[WHAT THIS EXERCISE ASKS]
[1] In the James May interview, which pub does he call the "old farts" pub?
[2] Say whether each statement agrees with the James May interview, answering yes or no and quoting the words that decide it: (a) May arrived the evening before the interview. (b) May planned to stay another night. (c) May's girlfriend Sarah had been to Northern England before.

** Opening DOCUMENT PASSAGE block **

1,264 total views
A former music student here, James May is perhaps best known for his role in BBC’s Top Gear alongside Jeremy Clarkson and Richard Hammond. He has written several books and presented a number of his own TV shows Including James May’s Toy Stories.
Upon meeting the legendary ‘Captain Slow’ I asked him how he spent his time here since his arrival the previous evening. “I went out on the campus last night, exploring a few bits that I remember. I actually remembered better than I remembered I remember… I didn’t really get here in time to go to Lancaster, and I have to go home this evening because I’ve got to go into work tomorrow. What I’d like to do is bring my girlfriend Sarah up here, she’s never been to Northern England and I want to bring her to Lancaster.”
James then began to reminisce about his favourite drinking establishments whilst he was at university. “The Plough was there when I was there, it was really the ‘old farts’ pub full of elderly chaps complaining about things. I gather it may have switched round a little now. I remember the Brown Cow, the Blue Anchor and the Pendle Witch down by the river. Oh, and the Sugarhouse obviously. We used to love the Sugarhouse, because, well it was cheap mainly. Cheap, and safe. In the way that you knew where you were, that your mates would be there.”

** Closing DOCUMENT PASSAGE block **
** Opening DATA EXTRACT block **

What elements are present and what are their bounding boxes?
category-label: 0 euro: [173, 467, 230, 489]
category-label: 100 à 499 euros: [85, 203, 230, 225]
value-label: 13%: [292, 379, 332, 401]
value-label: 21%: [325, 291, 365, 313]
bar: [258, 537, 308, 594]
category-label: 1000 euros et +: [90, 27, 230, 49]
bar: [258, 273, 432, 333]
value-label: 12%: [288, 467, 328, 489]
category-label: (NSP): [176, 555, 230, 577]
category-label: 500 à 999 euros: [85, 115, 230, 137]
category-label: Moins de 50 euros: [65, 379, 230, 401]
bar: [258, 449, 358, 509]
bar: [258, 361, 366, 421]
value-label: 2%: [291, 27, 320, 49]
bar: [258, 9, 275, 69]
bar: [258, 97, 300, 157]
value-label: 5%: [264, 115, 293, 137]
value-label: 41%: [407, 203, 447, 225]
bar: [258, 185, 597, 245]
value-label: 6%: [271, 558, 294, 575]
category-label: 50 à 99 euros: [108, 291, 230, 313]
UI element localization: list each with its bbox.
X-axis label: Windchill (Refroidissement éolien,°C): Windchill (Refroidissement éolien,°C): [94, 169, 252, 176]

** Closing DATA EXTRACT block **

[ANSWER SECTION]
[1] The Plough

[2]
(a) Yes: "since his arrival the previous evening"
(b) No: "I have to go home this evening because I’ve got to go into work tomorrow"
(c) No: "she’s never been to Northern England"